---------- DATASET RECORDS
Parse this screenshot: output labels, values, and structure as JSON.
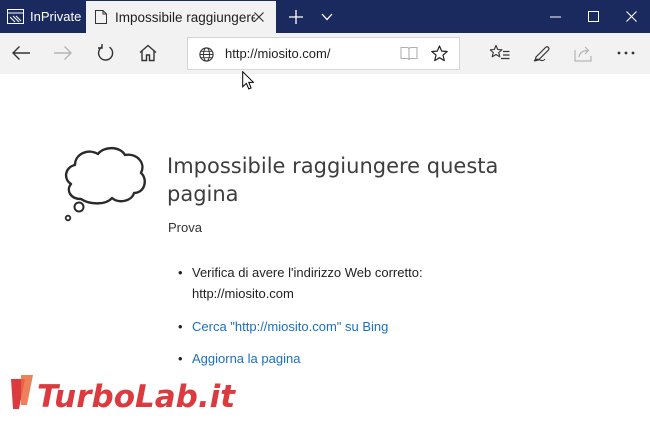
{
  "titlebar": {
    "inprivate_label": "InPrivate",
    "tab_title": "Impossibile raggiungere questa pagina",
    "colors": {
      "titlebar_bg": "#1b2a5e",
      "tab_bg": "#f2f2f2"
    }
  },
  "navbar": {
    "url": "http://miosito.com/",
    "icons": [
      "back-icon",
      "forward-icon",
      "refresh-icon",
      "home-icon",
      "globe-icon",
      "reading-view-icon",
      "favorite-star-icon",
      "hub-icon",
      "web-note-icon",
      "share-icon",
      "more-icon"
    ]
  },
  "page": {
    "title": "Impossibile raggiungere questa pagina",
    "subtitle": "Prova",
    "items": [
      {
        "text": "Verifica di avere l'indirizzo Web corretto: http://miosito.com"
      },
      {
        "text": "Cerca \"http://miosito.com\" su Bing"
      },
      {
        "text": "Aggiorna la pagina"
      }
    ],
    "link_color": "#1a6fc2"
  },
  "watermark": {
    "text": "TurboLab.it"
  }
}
--------------------
---------- DATASET RECORDS
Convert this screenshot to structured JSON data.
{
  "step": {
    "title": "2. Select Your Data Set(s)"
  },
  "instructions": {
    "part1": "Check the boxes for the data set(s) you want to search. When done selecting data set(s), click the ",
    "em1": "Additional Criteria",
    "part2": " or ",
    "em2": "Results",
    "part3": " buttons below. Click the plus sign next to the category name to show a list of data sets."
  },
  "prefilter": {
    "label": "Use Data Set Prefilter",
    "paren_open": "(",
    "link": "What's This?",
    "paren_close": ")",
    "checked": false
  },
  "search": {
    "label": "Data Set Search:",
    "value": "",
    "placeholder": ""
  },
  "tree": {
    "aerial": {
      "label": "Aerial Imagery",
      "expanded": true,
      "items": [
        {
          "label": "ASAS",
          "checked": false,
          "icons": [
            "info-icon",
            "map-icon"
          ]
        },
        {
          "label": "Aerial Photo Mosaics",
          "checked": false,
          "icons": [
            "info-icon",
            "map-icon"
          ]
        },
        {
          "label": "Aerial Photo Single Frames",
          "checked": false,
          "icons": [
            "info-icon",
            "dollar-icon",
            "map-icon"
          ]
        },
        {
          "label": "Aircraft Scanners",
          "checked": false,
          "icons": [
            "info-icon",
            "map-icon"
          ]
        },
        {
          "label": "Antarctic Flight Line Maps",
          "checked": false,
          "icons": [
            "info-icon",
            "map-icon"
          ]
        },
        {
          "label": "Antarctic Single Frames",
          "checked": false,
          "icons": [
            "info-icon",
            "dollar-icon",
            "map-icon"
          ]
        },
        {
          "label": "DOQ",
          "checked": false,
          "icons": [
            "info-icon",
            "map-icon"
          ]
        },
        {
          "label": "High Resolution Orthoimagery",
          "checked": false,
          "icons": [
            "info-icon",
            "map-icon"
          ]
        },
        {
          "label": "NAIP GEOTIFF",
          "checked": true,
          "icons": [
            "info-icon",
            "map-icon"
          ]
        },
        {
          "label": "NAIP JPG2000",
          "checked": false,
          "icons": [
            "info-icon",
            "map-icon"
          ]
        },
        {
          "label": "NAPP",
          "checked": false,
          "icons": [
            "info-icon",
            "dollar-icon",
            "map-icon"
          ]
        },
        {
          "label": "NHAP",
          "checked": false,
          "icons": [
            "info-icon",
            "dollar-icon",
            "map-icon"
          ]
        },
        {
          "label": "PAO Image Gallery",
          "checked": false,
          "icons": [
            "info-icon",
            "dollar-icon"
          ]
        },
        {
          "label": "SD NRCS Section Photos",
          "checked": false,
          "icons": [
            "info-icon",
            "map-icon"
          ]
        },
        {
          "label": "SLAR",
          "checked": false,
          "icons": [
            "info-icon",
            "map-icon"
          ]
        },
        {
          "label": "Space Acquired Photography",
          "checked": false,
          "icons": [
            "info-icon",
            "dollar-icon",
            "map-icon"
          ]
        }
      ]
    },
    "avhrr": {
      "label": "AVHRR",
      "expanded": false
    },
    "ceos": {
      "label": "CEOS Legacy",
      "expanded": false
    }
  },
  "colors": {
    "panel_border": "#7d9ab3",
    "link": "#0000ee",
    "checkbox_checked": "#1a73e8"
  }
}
--------------------
---------- DATASET RECORDS
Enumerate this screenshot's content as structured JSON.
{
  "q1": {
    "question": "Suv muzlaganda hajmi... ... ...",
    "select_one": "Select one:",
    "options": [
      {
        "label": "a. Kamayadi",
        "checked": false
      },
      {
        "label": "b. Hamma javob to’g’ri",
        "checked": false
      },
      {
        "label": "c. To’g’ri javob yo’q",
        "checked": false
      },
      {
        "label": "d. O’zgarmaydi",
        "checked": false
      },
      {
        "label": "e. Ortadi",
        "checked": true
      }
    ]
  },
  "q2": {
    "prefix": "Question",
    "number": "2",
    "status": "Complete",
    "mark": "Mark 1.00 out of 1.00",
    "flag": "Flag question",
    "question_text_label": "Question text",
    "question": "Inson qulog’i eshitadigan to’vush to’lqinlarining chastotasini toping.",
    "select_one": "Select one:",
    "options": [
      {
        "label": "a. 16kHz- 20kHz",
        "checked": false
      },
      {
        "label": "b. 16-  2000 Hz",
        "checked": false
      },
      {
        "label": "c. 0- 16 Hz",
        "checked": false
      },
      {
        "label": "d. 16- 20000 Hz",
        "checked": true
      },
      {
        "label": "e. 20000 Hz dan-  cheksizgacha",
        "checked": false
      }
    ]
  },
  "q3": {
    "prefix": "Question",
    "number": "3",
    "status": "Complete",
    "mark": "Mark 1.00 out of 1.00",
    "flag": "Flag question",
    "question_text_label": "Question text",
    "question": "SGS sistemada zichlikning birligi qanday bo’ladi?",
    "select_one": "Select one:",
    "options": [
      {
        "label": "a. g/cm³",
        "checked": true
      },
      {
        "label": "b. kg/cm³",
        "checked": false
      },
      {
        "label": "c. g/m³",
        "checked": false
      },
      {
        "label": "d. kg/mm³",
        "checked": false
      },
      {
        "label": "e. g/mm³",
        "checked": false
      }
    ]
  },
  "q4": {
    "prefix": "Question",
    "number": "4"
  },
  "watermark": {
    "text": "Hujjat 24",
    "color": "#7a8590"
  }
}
--------------------
TASK PROMPT: Each line holding "text" must be found and copied.

RESULT OF THE TASK:
        "text": "Verifica di avere l'indirizzo Web corretto: http://miosito.com"
        "text": "Cerca \"http://miosito.com\" su Bing"
        "text": "Aggiorna la pagina"
    "text": "TurboLab.it"
    "question_text_label": "Question text",
    "question_text_label": "Question text",
    "text": "Hujjat 24",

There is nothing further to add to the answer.